- _Given task_: Extract each line of the records below that contains the word "JSON".

Records from a data source
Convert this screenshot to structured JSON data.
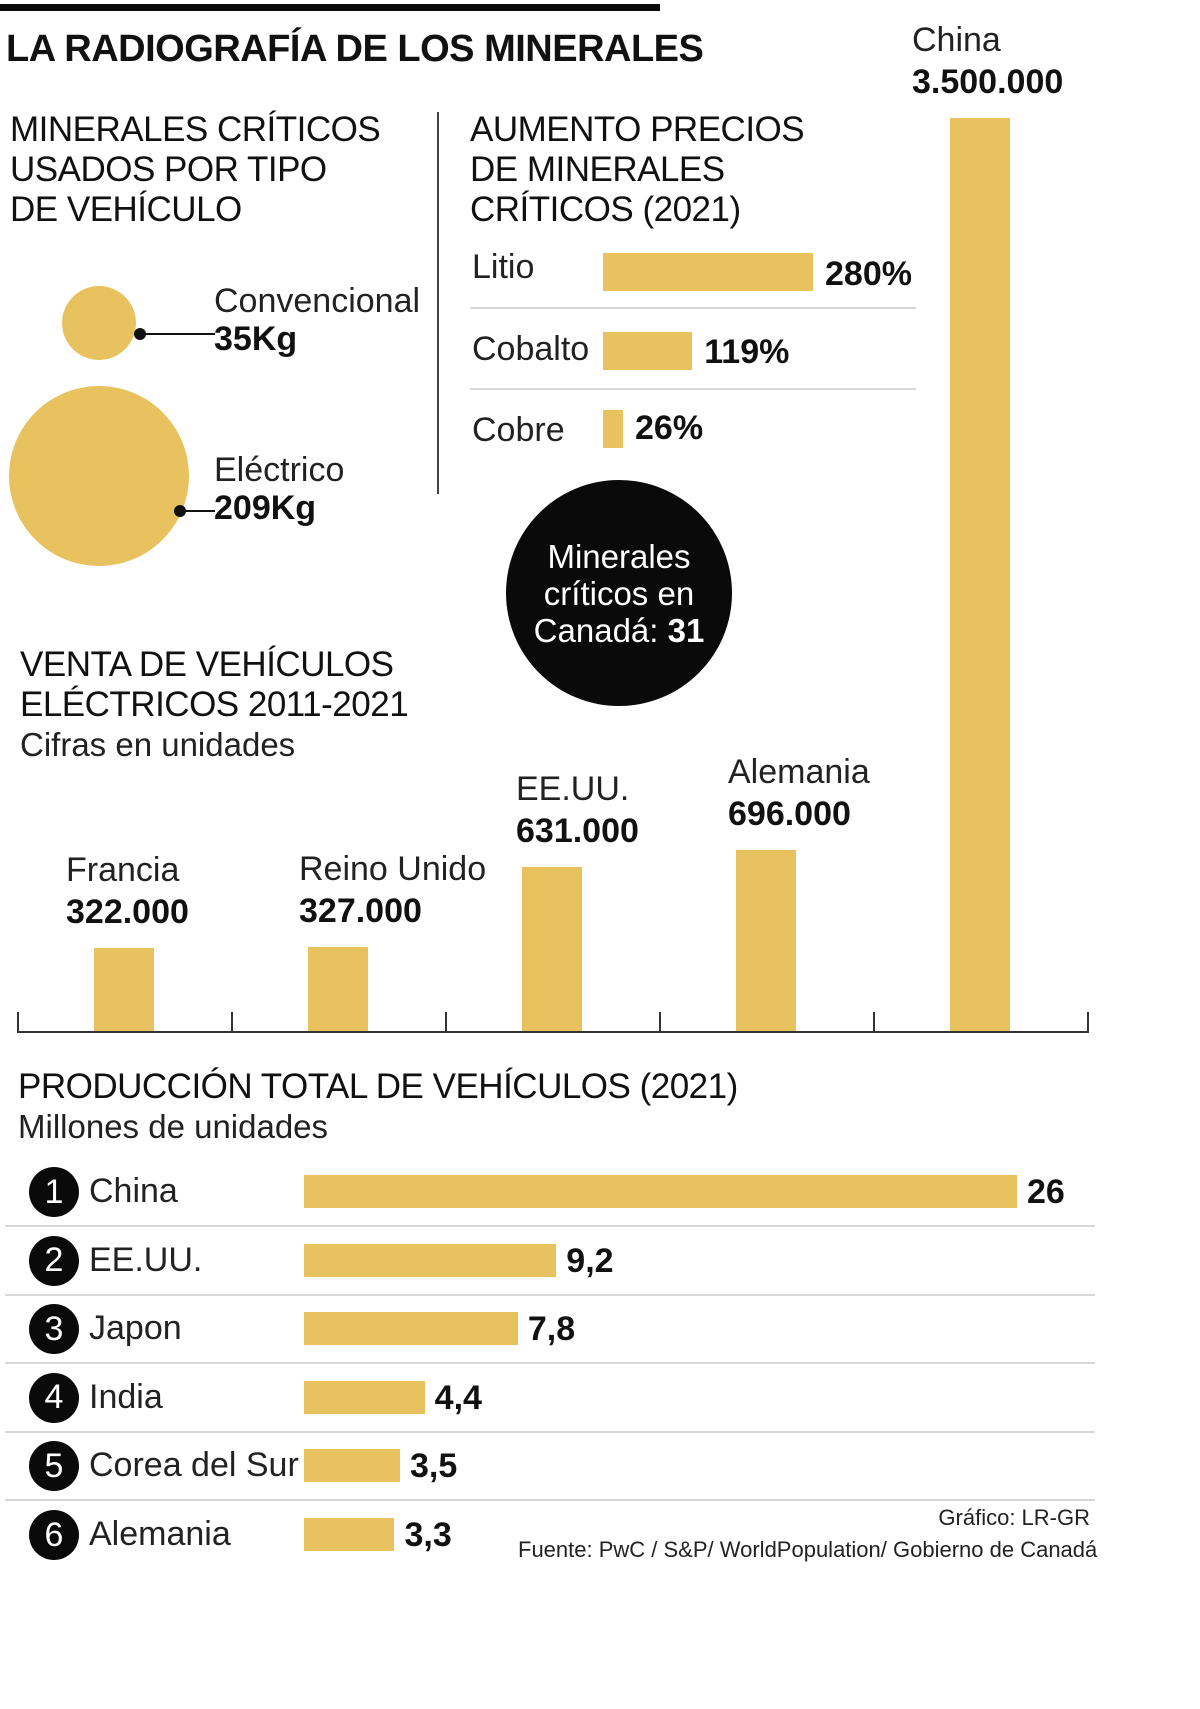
{
  "title": "LA RADIOGRAFÍA DE LOS MINERALES",
  "colors": {
    "bar": "#e8c25e",
    "ink": "#0a0a0a",
    "rule": "#d8d8d8"
  },
  "chart_data": [
    {
      "type": "bubble",
      "title_lines": [
        "MINERALES CRÍTICOS",
        "USADOS POR TIPO",
        "DE VEHÍCULO"
      ],
      "items": [
        {
          "label": "Convencional",
          "value_label": "35Kg",
          "value": 35
        },
        {
          "label": "Eléctrico",
          "value_label": "209Kg",
          "value": 209
        }
      ]
    },
    {
      "type": "bar",
      "orientation": "horizontal",
      "title_lines": [
        "AUMENTO PRECIOS",
        "DE MINERALES",
        "CRÍTICOS (2021)"
      ],
      "categories": [
        "Litio",
        "Cobalto",
        "Cobre"
      ],
      "values": [
        280,
        119,
        26
      ],
      "value_labels": [
        "280%",
        "119%",
        "26%"
      ]
    },
    {
      "type": "bar",
      "orientation": "vertical",
      "title_lines": [
        "VENTA DE VEHÍCULOS",
        "ELÉCTRICOS 2011-2021"
      ],
      "subtitle": "Cifras en unidades",
      "categories": [
        "Francia",
        "Reino Unido",
        "EE.UU.",
        "Alemania",
        "China"
      ],
      "values": [
        322000,
        327000,
        631000,
        696000,
        3500000
      ],
      "value_labels": [
        "322.000",
        "327.000",
        "631.000",
        "696.000",
        "3.500.000"
      ]
    },
    {
      "type": "bar",
      "orientation": "horizontal",
      "title": "PRODUCCIÓN TOTAL DE VEHÍCULOS (2021)",
      "subtitle": "Millones de unidades",
      "ranks": [
        "1",
        "2",
        "3",
        "4",
        "5",
        "6"
      ],
      "categories": [
        "China",
        "EE.UU.",
        "Japon",
        "India",
        "Corea del Sur",
        "Alemania"
      ],
      "values": [
        26,
        9.2,
        7.8,
        4.4,
        3.5,
        3.3
      ],
      "value_labels": [
        "26",
        "9,2",
        "7,8",
        "4,4",
        "3,5",
        "3,3"
      ]
    }
  ],
  "callout": {
    "line1": "Minerales",
    "line2": "críticos en",
    "line3": "Canadá:",
    "value": "31"
  },
  "credits": {
    "graphic": "Gráfico: LR-GR",
    "source": "Fuente: PwC / S&P/ WorldPopulation/ Gobierno de Canadá"
  }
}
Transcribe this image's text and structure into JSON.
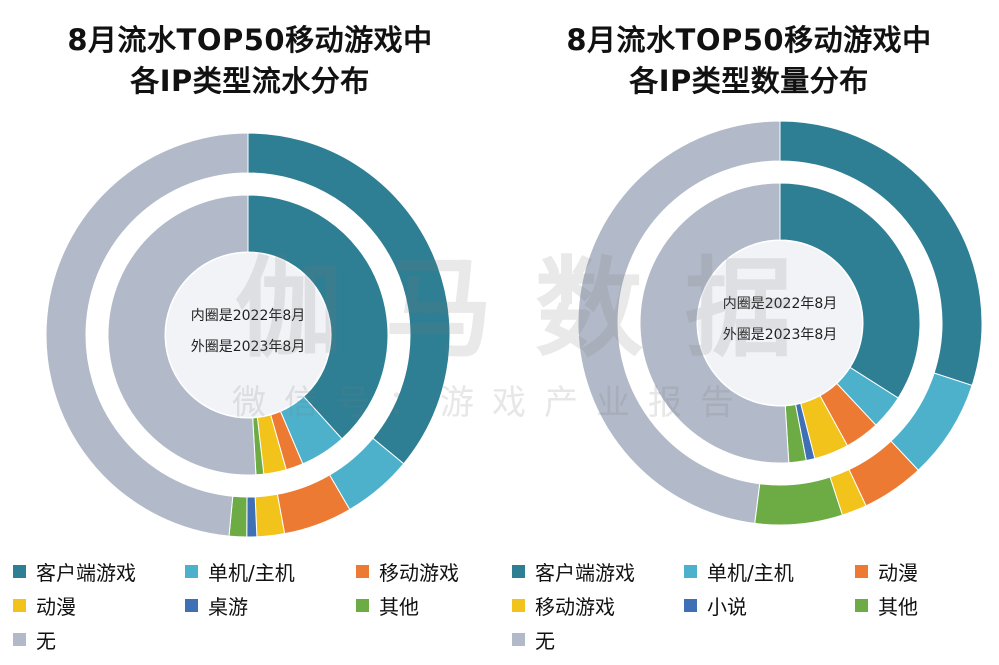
{
  "colors": {
    "teal": "#2e7f94",
    "light_blue": "#4eb1cc",
    "orange": "#ec7a33",
    "yellow": "#f2c31a",
    "blue": "#3f6fb5",
    "green": "#6dac45",
    "gray": "#b2b9c8"
  },
  "watermark": {
    "big": "伽马数据",
    "small": "微信号：游戏产业报告"
  },
  "chart_data": [
    {
      "type": "pie",
      "title_lines": [
        "8月流水TOP50移动游戏中",
        "各IP类型流水分布"
      ],
      "center_note": [
        "内圈是2022年8月",
        "外圈是2023年8月"
      ],
      "legend_position": "bottom",
      "legend": [
        {
          "label": "客户端游戏",
          "color": "#2e7f94"
        },
        {
          "label": "单机/主机",
          "color": "#4eb1cc"
        },
        {
          "label": "移动游戏",
          "color": "#ec7a33"
        },
        {
          "label": "动漫",
          "color": "#f2c31a"
        },
        {
          "label": "桌游",
          "color": "#3f6fb5"
        },
        {
          "label": "其他",
          "color": "#6dac45"
        },
        {
          "label": "无",
          "color": "#b2b9c8"
        }
      ],
      "series": [
        {
          "name": "外圈是2023年8月",
          "ring": "outer",
          "slices": [
            {
              "category": "客户端游戏",
              "value": 36.0,
              "color": "#2e7f94"
            },
            {
              "category": "单机/主机",
              "value": 5.6,
              "color": "#4eb1cc"
            },
            {
              "category": "移动游戏",
              "value": 5.5,
              "color": "#ec7a33"
            },
            {
              "category": "动漫",
              "value": 2.2,
              "color": "#f2c31a"
            },
            {
              "category": "桌游",
              "value": 0.8,
              "color": "#3f6fb5"
            },
            {
              "category": "其他",
              "value": 1.4,
              "color": "#6dac45"
            },
            {
              "category": "无",
              "value": 48.5,
              "color": "#b2b9c8"
            }
          ]
        },
        {
          "name": "内圈是2022年8月",
          "ring": "inner",
          "slices": [
            {
              "category": "客户端游戏",
              "value": 38.3,
              "color": "#2e7f94"
            },
            {
              "category": "单机/主机",
              "value": 5.3,
              "color": "#4eb1cc"
            },
            {
              "category": "移动游戏",
              "value": 2.0,
              "color": "#ec7a33"
            },
            {
              "category": "动漫",
              "value": 2.6,
              "color": "#f2c31a"
            },
            {
              "category": "其他",
              "value": 0.9,
              "color": "#6dac45"
            },
            {
              "category": "无",
              "value": 50.9,
              "color": "#b2b9c8"
            }
          ]
        }
      ]
    },
    {
      "type": "pie",
      "title_lines": [
        "8月流水TOP50移动游戏中",
        "各IP类型数量分布"
      ],
      "center_note": [
        "内圈是2022年8月",
        "外圈是2023年8月"
      ],
      "legend_position": "bottom",
      "legend": [
        {
          "label": "客户端游戏",
          "color": "#2e7f94"
        },
        {
          "label": "单机/主机",
          "color": "#4eb1cc"
        },
        {
          "label": "动漫",
          "color": "#ec7a33"
        },
        {
          "label": "移动游戏",
          "color": "#f2c31a"
        },
        {
          "label": "小说",
          "color": "#3f6fb5"
        },
        {
          "label": "其他",
          "color": "#6dac45"
        },
        {
          "label": "无",
          "color": "#b2b9c8"
        }
      ],
      "series": [
        {
          "name": "外圈是2023年8月",
          "ring": "outer",
          "slices": [
            {
              "category": "客户端游戏",
              "value": 30.0,
              "color": "#2e7f94"
            },
            {
              "category": "单机/主机",
              "value": 8.0,
              "color": "#4eb1cc"
            },
            {
              "category": "动漫",
              "value": 5.0,
              "color": "#ec7a33"
            },
            {
              "category": "移动游戏",
              "value": 2.0,
              "color": "#f2c31a"
            },
            {
              "category": "其他",
              "value": 7.0,
              "color": "#6dac45"
            },
            {
              "category": "无",
              "value": 48.0,
              "color": "#b2b9c8"
            }
          ]
        },
        {
          "name": "内圈是2022年8月",
          "ring": "inner",
          "slices": [
            {
              "category": "客户端游戏",
              "value": 34.0,
              "color": "#2e7f94"
            },
            {
              "category": "单机/主机",
              "value": 4.0,
              "color": "#4eb1cc"
            },
            {
              "category": "动漫",
              "value": 4.0,
              "color": "#ec7a33"
            },
            {
              "category": "移动游戏",
              "value": 4.0,
              "color": "#f2c31a"
            },
            {
              "category": "小说",
              "value": 1.0,
              "color": "#3f6fb5"
            },
            {
              "category": "其他",
              "value": 2.0,
              "color": "#6dac45"
            },
            {
              "category": "无",
              "value": 51.0,
              "color": "#b2b9c8"
            }
          ]
        }
      ]
    }
  ]
}
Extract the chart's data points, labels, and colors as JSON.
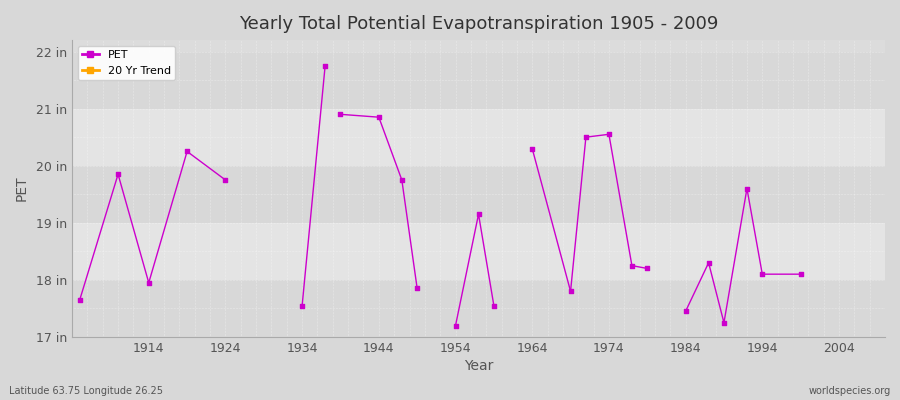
{
  "title": "Yearly Total Potential Evapotranspiration 1905 - 2009",
  "xlabel": "Year",
  "ylabel": "PET",
  "background_color": "#d8d8d8",
  "plot_bg_color": "#dcdcdc",
  "line_color": "#cc00cc",
  "trend_color": "#ffa500",
  "ylim": [
    17.0,
    22.2
  ],
  "xlim": [
    1904,
    2010
  ],
  "ytick_labels": [
    "17 in",
    "18 in",
    "19 in",
    "20 in",
    "21 in",
    "22 in"
  ],
  "ytick_values": [
    17,
    18,
    19,
    20,
    21,
    22
  ],
  "xtick_values": [
    1914,
    1924,
    1934,
    1944,
    1954,
    1964,
    1974,
    1984,
    1994,
    2004
  ],
  "footer_left": "Latitude 63.75 Longitude 26.25",
  "footer_right": "worldspecies.org",
  "title_fontsize": 13,
  "segments": [
    [
      [
        1905,
        17.65
      ],
      [
        1910,
        19.85
      ],
      [
        1914,
        17.95
      ],
      [
        1919,
        20.25
      ],
      [
        1924,
        19.75
      ]
    ],
    [
      [
        1934,
        17.55
      ],
      [
        1937,
        21.75
      ]
    ],
    [
      [
        1939,
        20.9
      ],
      [
        1944,
        20.85
      ],
      [
        1947,
        19.75
      ],
      [
        1949,
        17.85
      ]
    ],
    [
      [
        1954,
        17.2
      ],
      [
        1957,
        19.15
      ],
      [
        1959,
        17.55
      ]
    ],
    [
      [
        1964,
        20.3
      ],
      [
        1969,
        17.8
      ]
    ],
    [
      [
        1969,
        17.8
      ],
      [
        1971,
        20.5
      ],
      [
        1974,
        20.55
      ],
      [
        1977,
        18.25
      ],
      [
        1979,
        18.2
      ]
    ],
    [
      [
        1984,
        17.45
      ],
      [
        1987,
        18.3
      ],
      [
        1989,
        17.25
      ],
      [
        1992,
        19.6
      ],
      [
        1994,
        18.1
      ],
      [
        1999,
        18.1
      ]
    ]
  ],
  "isolated_points": [
    [
      1905,
      17.65
    ],
    [
      1910,
      19.85
    ],
    [
      1914,
      17.95
    ],
    [
      1919,
      20.25
    ],
    [
      1924,
      19.75
    ],
    [
      1934,
      17.55
    ],
    [
      1937,
      21.75
    ],
    [
      1939,
      20.9
    ],
    [
      1944,
      20.85
    ],
    [
      1947,
      19.75
    ],
    [
      1949,
      17.85
    ],
    [
      1954,
      17.2
    ],
    [
      1957,
      19.15
    ],
    [
      1959,
      17.55
    ],
    [
      1964,
      20.3
    ],
    [
      1969,
      17.8
    ],
    [
      1971,
      20.5
    ],
    [
      1974,
      20.55
    ],
    [
      1977,
      18.25
    ],
    [
      1979,
      18.2
    ],
    [
      1984,
      17.45
    ],
    [
      1987,
      18.3
    ],
    [
      1989,
      17.25
    ],
    [
      1992,
      19.6
    ],
    [
      1994,
      18.1
    ],
    [
      1999,
      18.1
    ]
  ],
  "band_colors": [
    "#d8d8d8",
    "#e4e4e4"
  ],
  "band_edges": [
    17.0,
    18.0,
    19.0,
    20.0,
    21.0,
    22.0
  ]
}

- _Written response_:
Convert this screenshot to structured JSON data.
Transcribe this image's text and structure into JSON.
Extract the chart's data points, labels, and colors as JSON.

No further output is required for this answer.